● Provided records:
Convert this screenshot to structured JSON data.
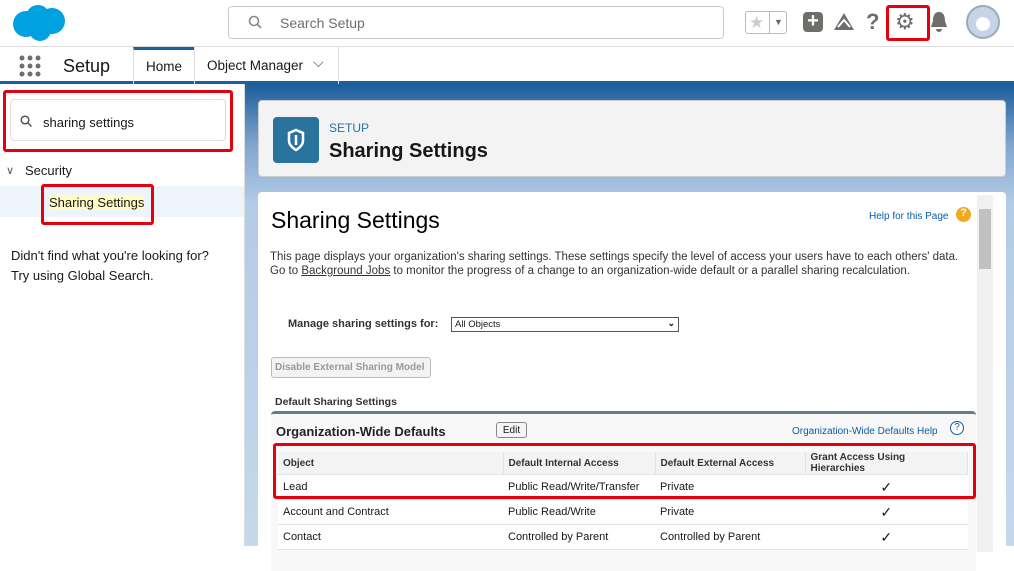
{
  "header": {
    "search_placeholder": "Search Setup"
  },
  "nav": {
    "app_name": "Setup",
    "tabs": [
      {
        "label": "Home",
        "active": true
      },
      {
        "label": "Object Manager"
      }
    ]
  },
  "sidebar": {
    "search_value": "sharing settings",
    "group": "Security",
    "item": "Sharing Settings",
    "hint1": "Didn't find what you're looking for?",
    "hint2": "Try using Global Search."
  },
  "page_header": {
    "eyebrow": "SETUP",
    "title": "Sharing Settings"
  },
  "content": {
    "title": "Sharing Settings",
    "help_link": "Help for this Page",
    "desc_a": "This page displays your organization's sharing settings. These settings specify the level of access your users have to each others' data. Go to ",
    "desc_link": "Background Jobs",
    "desc_b": " to monitor the progress of a change to an organization-wide default or a parallel sharing recalculation.",
    "manage_label": "Manage sharing settings for:",
    "manage_value": "All Objects",
    "disable_button": "Disable External Sharing Model",
    "section_label": "Default Sharing Settings",
    "block_title": "Organization-Wide Defaults",
    "edit_button": "Edit",
    "block_help": "Organization-Wide Defaults Help",
    "columns": [
      "Object",
      "Default Internal Access",
      "Default External Access",
      "Grant Access Using Hierarchies"
    ],
    "rows": [
      [
        "Lead",
        "Public Read/Write/Transfer",
        "Private",
        "✓"
      ],
      [
        "Account and Contract",
        "Public Read/Write",
        "Private",
        "✓"
      ],
      [
        "Contact",
        "Controlled by Parent",
        "Controlled by Parent",
        "✓"
      ]
    ]
  },
  "colors": {
    "brand": "#00a1e0",
    "highlight": "#e3000f",
    "link": "#0b5cab"
  }
}
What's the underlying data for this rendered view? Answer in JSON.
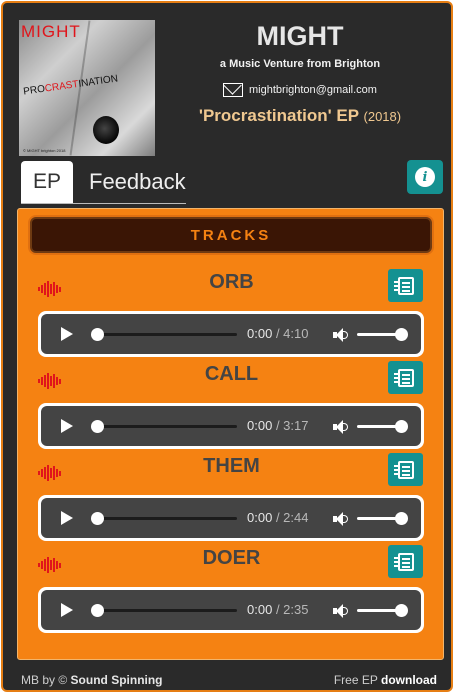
{
  "cover": {
    "brand": "MIGHT",
    "title_pre": "PRO",
    "title_red": "CRAST",
    "title_mid": "I",
    "title_post": "NATION",
    "footer": "© MIGHT brighton 2018"
  },
  "header": {
    "band_name": "MIGHT",
    "tagline": "a Music Venture from Brighton",
    "email": "mightbrighton@gmail.com",
    "ep_title": "'Procrastination' EP",
    "ep_year": "(2018)"
  },
  "tabs": [
    {
      "label": "EP",
      "active": true
    },
    {
      "label": "Feedback",
      "active": false
    }
  ],
  "info_button": {
    "icon": "info-icon",
    "glyph": "i"
  },
  "panel": {
    "header": "TRACKS",
    "tracks": [
      {
        "title": "ORB",
        "current": "0:00",
        "duration": "/ 4:10"
      },
      {
        "title": "CALL",
        "current": "0:00",
        "duration": "/ 3:17"
      },
      {
        "title": "THEM",
        "current": "0:00",
        "duration": "/ 2:44"
      },
      {
        "title": "DOER",
        "current": "0:00",
        "duration": "/ 2:35"
      }
    ],
    "volume_level": 1.0,
    "progress_level": 0.0
  },
  "footer": {
    "credit_prefix": "MB by ©",
    "credit_name": "Sound Spinning",
    "free_prefix": "Free EP",
    "download_label": "download"
  },
  "colors": {
    "accent_orange": "#f58212",
    "teal": "#149191",
    "dark_bg": "#2a2a2a",
    "waveform_red": "#e0151b"
  }
}
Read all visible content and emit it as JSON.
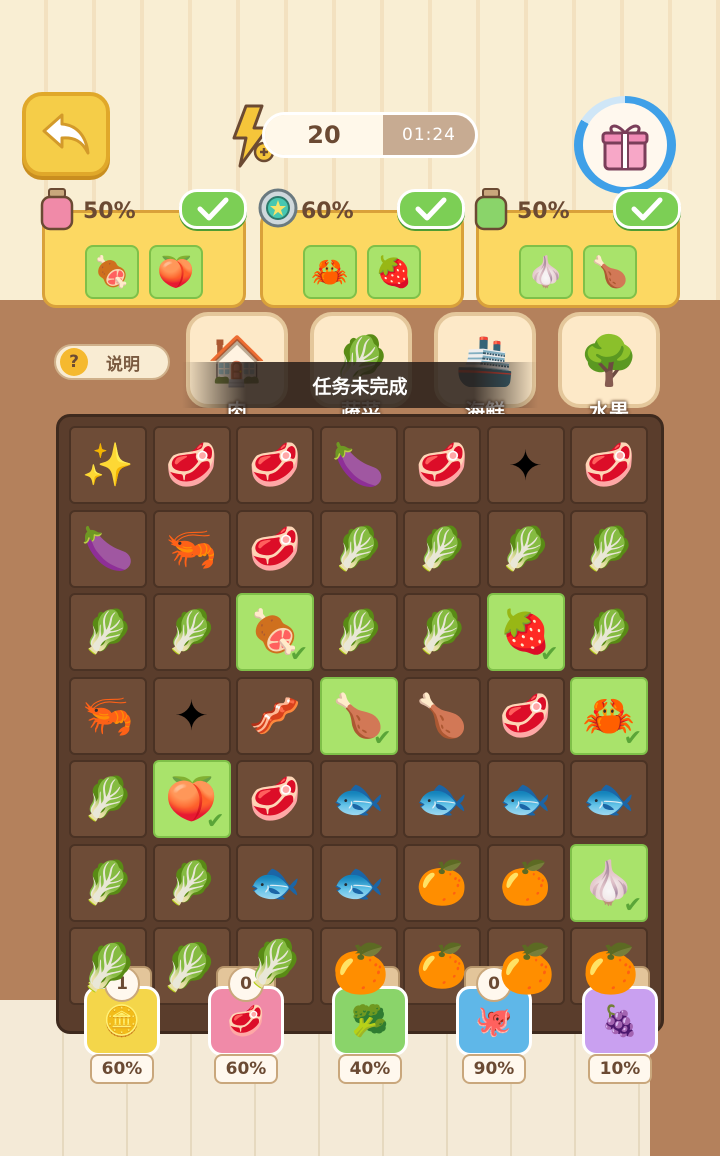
{
  "header": {
    "energy": "20",
    "timer": "01:24"
  },
  "tasks": [
    {
      "percent": "50%",
      "token": "pink-jar",
      "items": [
        "🍖",
        "🍑"
      ]
    },
    {
      "percent": "60%",
      "token": "coin",
      "items": [
        "🦀",
        "🍓"
      ]
    },
    {
      "percent": "50%",
      "token": "green-jar",
      "items": [
        "🧄",
        "🍗"
      ]
    }
  ],
  "help": {
    "label": "说明"
  },
  "categories": [
    {
      "label": "肉",
      "icon": "🏠"
    },
    {
      "label": "蔬菜",
      "icon": "🥬"
    },
    {
      "label": "海鲜",
      "icon": "🚢"
    },
    {
      "label": "水果",
      "icon": "🌳"
    }
  ],
  "toast": "任务未完成",
  "board": {
    "rows": [
      [
        "✨",
        "🥩",
        "🥩",
        "🍆",
        "🥩",
        "✦",
        "🥩"
      ],
      [
        "🍆",
        "🦐",
        "🥩",
        "🥬",
        "🥬",
        "🥬",
        "🥬"
      ],
      [
        "🥬",
        "🥬",
        "🍖",
        "🥬",
        "🥬",
        "🍓",
        "🥬"
      ],
      [
        "🦐",
        "✦",
        "🥓",
        "🍗",
        "🍗",
        "🥩",
        "🦀"
      ],
      [
        "🥬",
        "🍑",
        "🥩",
        "🐟",
        "🐟",
        "🐟",
        "🐟"
      ],
      [
        "🥬",
        "🥬",
        "🐟",
        "🐟",
        "🍊",
        "🍊",
        "🧄"
      ],
      [
        "🥬",
        "🥬",
        "🥬",
        "🍊",
        "🍊",
        "🍊",
        "🍊"
      ]
    ],
    "done": [
      [
        2,
        2
      ],
      [
        2,
        5
      ],
      [
        3,
        3
      ],
      [
        3,
        6
      ],
      [
        4,
        1
      ],
      [
        5,
        6
      ]
    ]
  },
  "jars": [
    {
      "count": "1",
      "percent": "60%",
      "icon": "🪙",
      "color": "#f4d64a"
    },
    {
      "count": "0",
      "percent": "60%",
      "icon": "🥩",
      "color": "#f08aa8"
    },
    {
      "count": "",
      "percent": "40%",
      "icon": "🥦",
      "color": "#8ad46a"
    },
    {
      "count": "0",
      "percent": "90%",
      "icon": "🐙",
      "color": "#5fb7e8"
    },
    {
      "count": "",
      "percent": "10%",
      "icon": "🍇",
      "color": "#c9a0f0"
    }
  ]
}
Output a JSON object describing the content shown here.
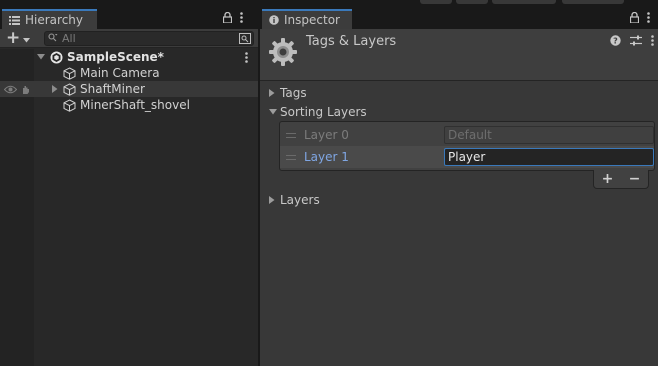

● Task to carry out: Scan the material above. Extract every line in which the word "External" occurs.

● Task answer:
    "disable_button": "Disable External Sharing Model",
      "Default External Access",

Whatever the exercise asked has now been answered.